• What you will do: Give every entry again, word for word.

━━ Information shown

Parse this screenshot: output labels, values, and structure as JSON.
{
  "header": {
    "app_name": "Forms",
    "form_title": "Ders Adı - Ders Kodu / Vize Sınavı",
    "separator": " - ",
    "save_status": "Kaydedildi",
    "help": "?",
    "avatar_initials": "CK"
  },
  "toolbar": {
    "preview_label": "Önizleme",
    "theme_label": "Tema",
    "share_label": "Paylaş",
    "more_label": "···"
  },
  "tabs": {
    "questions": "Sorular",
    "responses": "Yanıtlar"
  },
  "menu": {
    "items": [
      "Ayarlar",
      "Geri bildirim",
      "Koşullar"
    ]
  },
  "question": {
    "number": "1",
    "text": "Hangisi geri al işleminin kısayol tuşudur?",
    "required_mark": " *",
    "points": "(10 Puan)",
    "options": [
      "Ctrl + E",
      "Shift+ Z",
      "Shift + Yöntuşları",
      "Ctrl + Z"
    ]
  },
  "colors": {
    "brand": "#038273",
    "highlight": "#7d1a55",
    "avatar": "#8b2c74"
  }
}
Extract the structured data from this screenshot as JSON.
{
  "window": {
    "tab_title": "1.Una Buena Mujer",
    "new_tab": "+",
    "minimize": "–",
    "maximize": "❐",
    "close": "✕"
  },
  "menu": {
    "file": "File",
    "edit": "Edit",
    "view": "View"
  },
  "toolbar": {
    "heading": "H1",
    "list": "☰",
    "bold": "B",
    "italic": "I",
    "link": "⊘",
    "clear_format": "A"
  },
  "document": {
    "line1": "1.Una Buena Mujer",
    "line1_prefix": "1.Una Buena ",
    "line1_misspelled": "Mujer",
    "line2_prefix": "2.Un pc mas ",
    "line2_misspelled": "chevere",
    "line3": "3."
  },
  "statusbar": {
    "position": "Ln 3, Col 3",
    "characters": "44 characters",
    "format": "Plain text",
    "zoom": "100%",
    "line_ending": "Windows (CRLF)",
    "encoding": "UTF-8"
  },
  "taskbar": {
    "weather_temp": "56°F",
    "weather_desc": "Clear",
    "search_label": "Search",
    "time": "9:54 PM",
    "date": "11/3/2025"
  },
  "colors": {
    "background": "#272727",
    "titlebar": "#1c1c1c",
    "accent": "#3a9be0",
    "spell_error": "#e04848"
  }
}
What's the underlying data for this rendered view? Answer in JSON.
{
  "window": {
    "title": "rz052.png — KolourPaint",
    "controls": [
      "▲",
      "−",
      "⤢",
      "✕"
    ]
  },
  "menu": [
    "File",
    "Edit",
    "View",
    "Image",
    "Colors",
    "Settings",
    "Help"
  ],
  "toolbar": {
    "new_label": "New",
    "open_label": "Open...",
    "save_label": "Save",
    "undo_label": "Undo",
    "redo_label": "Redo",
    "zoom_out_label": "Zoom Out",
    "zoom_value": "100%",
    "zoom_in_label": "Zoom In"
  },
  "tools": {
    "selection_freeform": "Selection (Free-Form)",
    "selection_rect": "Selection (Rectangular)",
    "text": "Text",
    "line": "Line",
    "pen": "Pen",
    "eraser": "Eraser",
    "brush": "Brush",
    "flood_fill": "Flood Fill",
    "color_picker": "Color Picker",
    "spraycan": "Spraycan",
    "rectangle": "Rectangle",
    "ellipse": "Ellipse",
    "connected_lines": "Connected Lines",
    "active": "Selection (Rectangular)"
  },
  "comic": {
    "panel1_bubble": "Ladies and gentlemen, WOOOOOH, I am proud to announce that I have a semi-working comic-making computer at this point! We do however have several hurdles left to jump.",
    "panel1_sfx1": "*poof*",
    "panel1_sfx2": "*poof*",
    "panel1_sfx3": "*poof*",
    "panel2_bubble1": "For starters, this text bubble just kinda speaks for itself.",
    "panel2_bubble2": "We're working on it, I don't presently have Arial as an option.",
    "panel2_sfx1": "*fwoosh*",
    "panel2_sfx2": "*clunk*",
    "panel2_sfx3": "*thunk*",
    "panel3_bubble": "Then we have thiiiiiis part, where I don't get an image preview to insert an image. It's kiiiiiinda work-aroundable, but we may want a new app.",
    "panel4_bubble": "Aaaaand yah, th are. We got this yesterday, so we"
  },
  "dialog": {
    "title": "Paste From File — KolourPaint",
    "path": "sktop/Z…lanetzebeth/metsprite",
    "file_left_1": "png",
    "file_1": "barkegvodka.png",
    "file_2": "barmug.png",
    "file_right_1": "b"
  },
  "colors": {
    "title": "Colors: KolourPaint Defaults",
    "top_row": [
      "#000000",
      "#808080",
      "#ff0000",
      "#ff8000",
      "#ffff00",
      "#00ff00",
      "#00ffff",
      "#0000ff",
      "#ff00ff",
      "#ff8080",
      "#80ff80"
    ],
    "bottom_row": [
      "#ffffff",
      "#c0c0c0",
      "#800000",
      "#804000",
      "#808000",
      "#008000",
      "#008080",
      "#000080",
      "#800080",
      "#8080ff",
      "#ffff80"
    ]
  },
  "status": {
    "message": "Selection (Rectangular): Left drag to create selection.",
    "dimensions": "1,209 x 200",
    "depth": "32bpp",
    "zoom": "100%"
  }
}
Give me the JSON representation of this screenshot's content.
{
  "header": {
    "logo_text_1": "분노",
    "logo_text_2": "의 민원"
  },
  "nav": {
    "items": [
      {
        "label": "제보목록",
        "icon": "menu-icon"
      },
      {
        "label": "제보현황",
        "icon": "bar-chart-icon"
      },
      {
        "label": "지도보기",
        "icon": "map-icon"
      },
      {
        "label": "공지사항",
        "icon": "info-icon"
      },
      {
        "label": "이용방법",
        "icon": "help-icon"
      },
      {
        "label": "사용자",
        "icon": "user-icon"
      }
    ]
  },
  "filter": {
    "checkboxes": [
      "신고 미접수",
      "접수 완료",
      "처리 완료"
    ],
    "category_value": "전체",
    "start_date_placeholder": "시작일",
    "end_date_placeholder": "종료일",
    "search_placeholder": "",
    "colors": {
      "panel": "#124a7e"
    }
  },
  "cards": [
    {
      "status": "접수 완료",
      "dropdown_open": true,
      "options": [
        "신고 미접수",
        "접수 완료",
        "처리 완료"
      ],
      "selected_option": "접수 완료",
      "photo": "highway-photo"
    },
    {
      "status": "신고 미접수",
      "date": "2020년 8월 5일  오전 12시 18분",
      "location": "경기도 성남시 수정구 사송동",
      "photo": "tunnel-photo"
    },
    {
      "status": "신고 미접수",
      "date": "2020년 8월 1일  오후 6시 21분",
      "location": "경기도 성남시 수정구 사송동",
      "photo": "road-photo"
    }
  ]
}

━━━━

• Reply to the task:
Parse this screenshot: output labels, values, and structure as JSON.
{
  "header": {
    "app_name": "Forms",
    "form_title": "Ders Adı - Ders Kodu / Vize Sınavı",
    "separator": " - ",
    "save_status": "Kaydedildi",
    "help": "?",
    "avatar_initials": "CK"
  },
  "toolbar": {
    "preview_label": "Önizleme",
    "theme_label": "Tema",
    "share_label": "Paylaş",
    "more_label": "···"
  },
  "tabs": {
    "questions": "Sorular",
    "responses": "Yanıtlar"
  },
  "menu": {
    "items": [
      "Ayarlar",
      "Geri bildirim",
      "Koşullar"
    ]
  },
  "question": {
    "number": "1",
    "text": "Hangisi geri al işleminin kısayol tuşudur?",
    "required_mark": " *",
    "points": "(10 Puan)",
    "options": [
      "Ctrl + E",
      "Shift+ Z",
      "Shift + Yöntuşları",
      "Ctrl + Z"
    ]
  },
  "colors": {
    "brand": "#038273",
    "highlight": "#7d1a55",
    "avatar": "#8b2c74"
  }
}
Extract the structured data from this screenshot as JSON.
{
  "window": {
    "tab_title": "1.Una Buena Mujer",
    "new_tab": "+",
    "minimize": "–",
    "maximize": "❐",
    "close": "✕"
  },
  "menu": {
    "file": "File",
    "edit": "Edit",
    "view": "View"
  },
  "toolbar": {
    "heading": "H1",
    "list": "☰",
    "bold": "B",
    "italic": "I",
    "link": "⊘",
    "clear_format": "A"
  },
  "document": {
    "line1": "1.Una Buena Mujer",
    "line1_prefix": "1.Una Buena ",
    "line1_misspelled": "Mujer",
    "line2_prefix": "2.Un pc mas ",
    "line2_misspelled": "chevere",
    "line3": "3."
  },
  "statusbar": {
    "position": "Ln 3, Col 3",
    "characters": "44 characters",
    "format": "Plain text",
    "zoom": "100%",
    "line_ending": "Windows (CRLF)",
    "encoding": "UTF-8"
  },
  "taskbar": {
    "weather_temp": "56°F",
    "weather_desc": "Clear",
    "search_label": "Search",
    "time": "9:54 PM",
    "date": "11/3/2025"
  },
  "colors": {
    "background": "#272727",
    "titlebar": "#1c1c1c",
    "accent": "#3a9be0",
    "spell_error": "#e04848"
  }
}
What's the underlying data for this rendered view? Answer in JSON.
{
  "window": {
    "title": "rz052.png — KolourPaint",
    "controls": [
      "▲",
      "−",
      "⤢",
      "✕"
    ]
  },
  "menu": [
    "File",
    "Edit",
    "View",
    "Image",
    "Colors",
    "Settings",
    "Help"
  ],
  "toolbar": {
    "new_label": "New",
    "open_label": "Open...",
    "save_label": "Save",
    "undo_label": "Undo",
    "redo_label": "Redo",
    "zoom_out_label": "Zoom Out",
    "zoom_value": "100%",
    "zoom_in_label": "Zoom In"
  },
  "tools": {
    "selection_freeform": "Selection (Free-Form)",
    "selection_rect": "Selection (Rectangular)",
    "text": "Text",
    "line": "Line",
    "pen": "Pen",
    "eraser": "Eraser",
    "brush": "Brush",
    "flood_fill": "Flood Fill",
    "color_picker": "Color Picker",
    "spraycan": "Spraycan",
    "rectangle": "Rectangle",
    "ellipse": "Ellipse",
    "connected_lines": "Connected Lines",
    "active": "Selection (Rectangular)"
  },
  "comic": {
    "panel1_bubble": "Ladies and gentlemen, WOOOOOH, I am proud to announce that I have a semi-working comic-making computer at this point! We do however have several hurdles left to jump.",
    "panel1_sfx1": "*poof*",
    "panel1_sfx2": "*poof*",
    "panel1_sfx3": "*poof*",
    "panel2_bubble1": "For starters, this text bubble just kinda speaks for itself.",
    "panel2_bubble2": "We're working on it, I don't presently have Arial as an option.",
    "panel2_sfx1": "*fwoosh*",
    "panel2_sfx2": "*clunk*",
    "panel2_sfx3": "*thunk*",
    "panel3_bubble": "Then we have thiiiiiis part, where I don't get an image preview to insert an image. It's kiiiiiinda work-aroundable, but we may want a new app.",
    "panel4_bubble": "Aaaaand yah, th are. We got this yesterday, so we"
  },
  "dialog": {
    "title": "Paste From File — KolourPaint",
    "path": "sktop/Z…lanetzebeth/metsprite",
    "file_left_1": "png",
    "file_1": "barkegvodka.png",
    "file_2": "barmug.png",
    "file_right_1": "b"
  },
  "colors": {
    "title": "Colors: KolourPaint Defaults",
    "top_row": [
      "#000000",
      "#808080",
      "#ff0000",
      "#ff8000",
      "#ffff00",
      "#00ff00",
      "#00ffff",
      "#0000ff",
      "#ff00ff",
      "#ff8080",
      "#80ff80"
    ],
    "bottom_row": [
      "#ffffff",
      "#c0c0c0",
      "#800000",
      "#804000",
      "#808000",
      "#008000",
      "#008080",
      "#000080",
      "#800080",
      "#8080ff",
      "#ffff80"
    ]
  },
  "status": {
    "message": "Selection (Rectangular): Left drag to create selection.",
    "dimensions": "1,209 x 200",
    "depth": "32bpp",
    "zoom": "100%"
  }
}
Give me the JSON representation of this screenshot's content.
{
  "header": {
    "logo_text_1": "분노",
    "logo_text_2": "의 민원"
  },
  "nav": {
    "items": [
      {
        "label": "제보목록",
        "icon": "menu-icon"
      },
      {
        "label": "제보현황",
        "icon": "bar-chart-icon"
      },
      {
        "label": "지도보기",
        "icon": "map-icon"
      },
      {
        "label": "공지사항",
        "icon": "info-icon"
      },
      {
        "label": "이용방법",
        "icon": "help-icon"
      },
      {
        "label": "사용자",
        "icon": "user-icon"
      }
    ]
  },
  "filter": {
    "checkboxes": [
      "신고 미접수",
      "접수 완료",
      "처리 완료"
    ],
    "category_value": "전체",
    "start_date_placeholder": "시작일",
    "end_date_placeholder": "종료일",
    "search_placeholder": "",
    "colors": {
      "panel": "#124a7e"
    }
  },
  "cards": [
    {
      "status": "접수 완료",
      "dropdown_open": true,
      "options": [
        "신고 미접수",
        "접수 완료",
        "처리 완료"
      ],
      "selected_option": "접수 완료",
      "photo": "highway-photo"
    },
    {
      "status": "신고 미접수",
      "date": "2020년 8월 5일  오전 12시 18분",
      "location": "경기도 성남시 수정구 사송동",
      "photo": "tunnel-photo"
    },
    {
      "status": "신고 미접수",
      "date": "2020년 8월 1일  오후 6시 21분",
      "location": "경기도 성남시 수정구 사송동",
      "photo": "road-photo"
    }
  ]
}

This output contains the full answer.